THE REQUEST:
Pick out each line in these entries that contains the string "lavoro".

RECORDS SHOWN:

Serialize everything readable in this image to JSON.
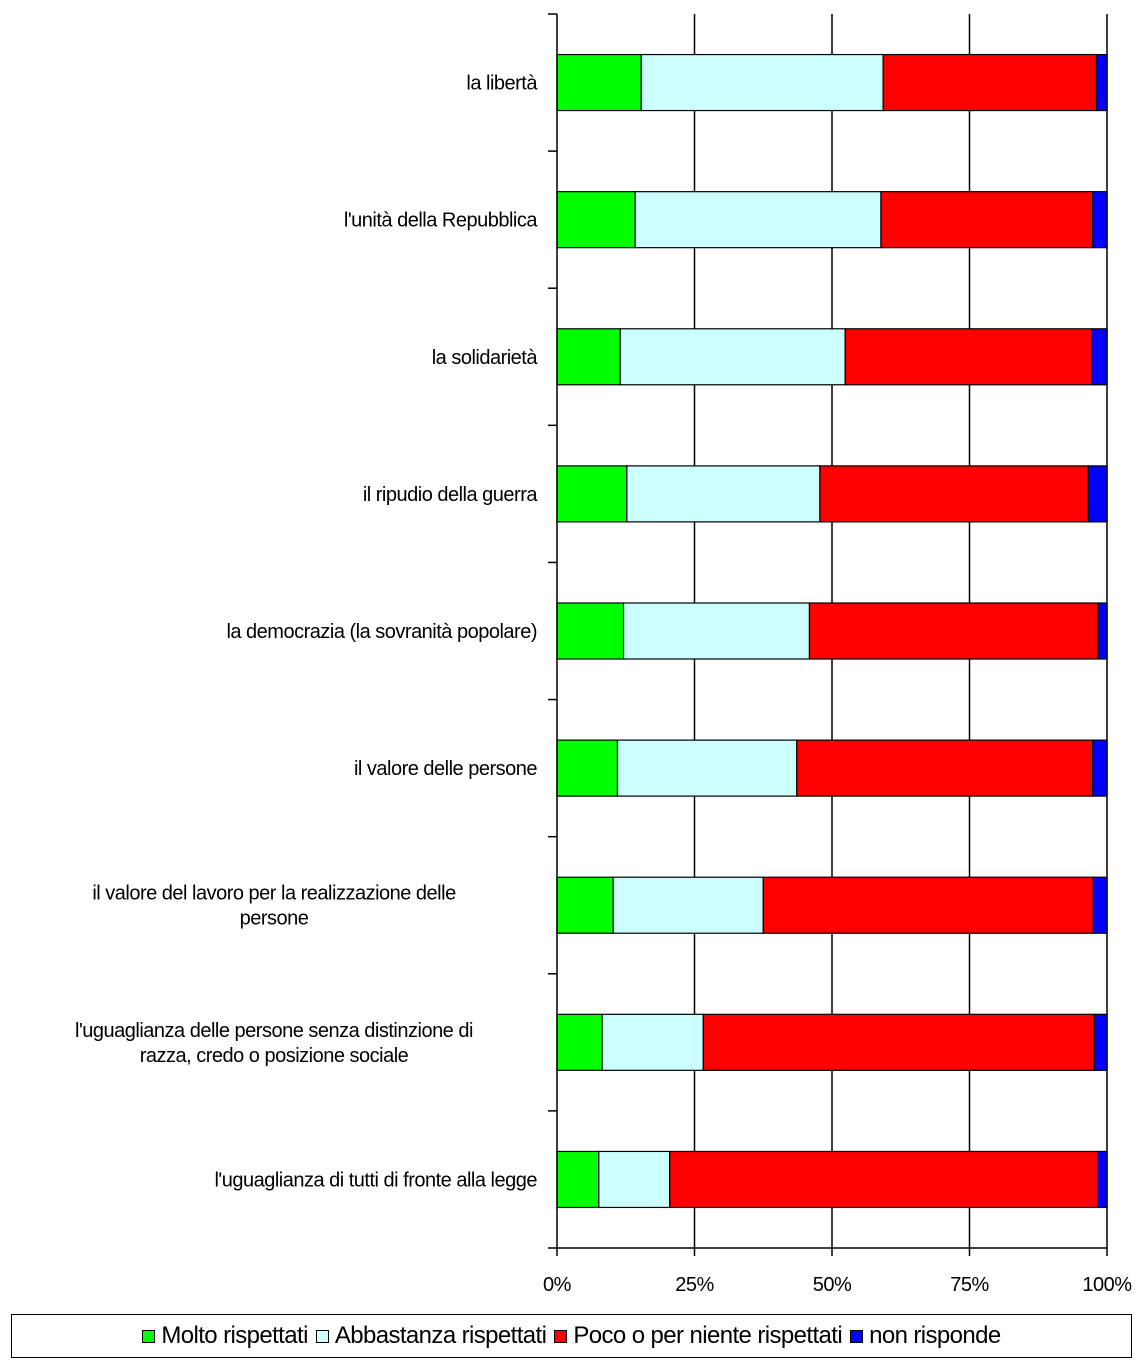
{
  "chart_data": {
    "type": "bar",
    "orientation": "horizontal",
    "stacked": "percent",
    "categories": [
      "la libertà",
      "l'unità della Repubblica",
      "la solidarietà",
      "il ripudio della guerra",
      "la democrazia (la sovranità popolare)",
      "il valore delle persone",
      "il valore del lavoro per la realizzazione delle persone",
      "l'uguaglianza delle persone senza distinzione di razza, credo o posizione sociale",
      "l'uguaglianza di tutti di fronte alla legge"
    ],
    "category_lines": [
      [
        "la libertà"
      ],
      [
        "l'unità della Repubblica"
      ],
      [
        "la solidarietà"
      ],
      [
        "il ripudio della guerra"
      ],
      [
        "la democrazia (la sovranità popolare)"
      ],
      [
        "il valore delle persone"
      ],
      [
        "il valore del lavoro per la realizzazione delle",
        "persone"
      ],
      [
        "l'uguaglianza delle persone senza distinzione di",
        "razza, credo o posizione sociale"
      ],
      [
        "l'uguaglianza di tutti di fronte alla legge"
      ]
    ],
    "series": [
      {
        "name": "Molto rispettati",
        "color": "#00ff00",
        "values": [
          15.3,
          14.2,
          11.5,
          12.7,
          12.1,
          11.0,
          10.2,
          8.2,
          7.6
        ]
      },
      {
        "name": "Abbastanza rispettati",
        "color": "#ccffff",
        "values": [
          44.0,
          44.7,
          40.9,
          35.1,
          33.8,
          32.6,
          27.3,
          18.4,
          12.9
        ]
      },
      {
        "name": "Poco o per niente rispettati",
        "color": "#ff0000",
        "values": [
          38.8,
          38.5,
          44.8,
          48.8,
          52.5,
          53.8,
          60.0,
          71.1,
          77.8
        ]
      },
      {
        "name": "non risponde",
        "color": "#0000ff",
        "values": [
          1.9,
          2.6,
          2.8,
          3.4,
          1.6,
          2.6,
          2.5,
          2.3,
          1.7
        ]
      }
    ],
    "x_ticks": [
      "0%",
      "25%",
      "50%",
      "75%",
      "100%"
    ],
    "xlim": [
      0,
      100
    ],
    "grid": "vertical",
    "legend_position": "bottom"
  }
}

THE OUTPUT:
      "il valore del lavoro per la realizzazione delle persone",
        "il valore del lavoro per la realizzazione delle",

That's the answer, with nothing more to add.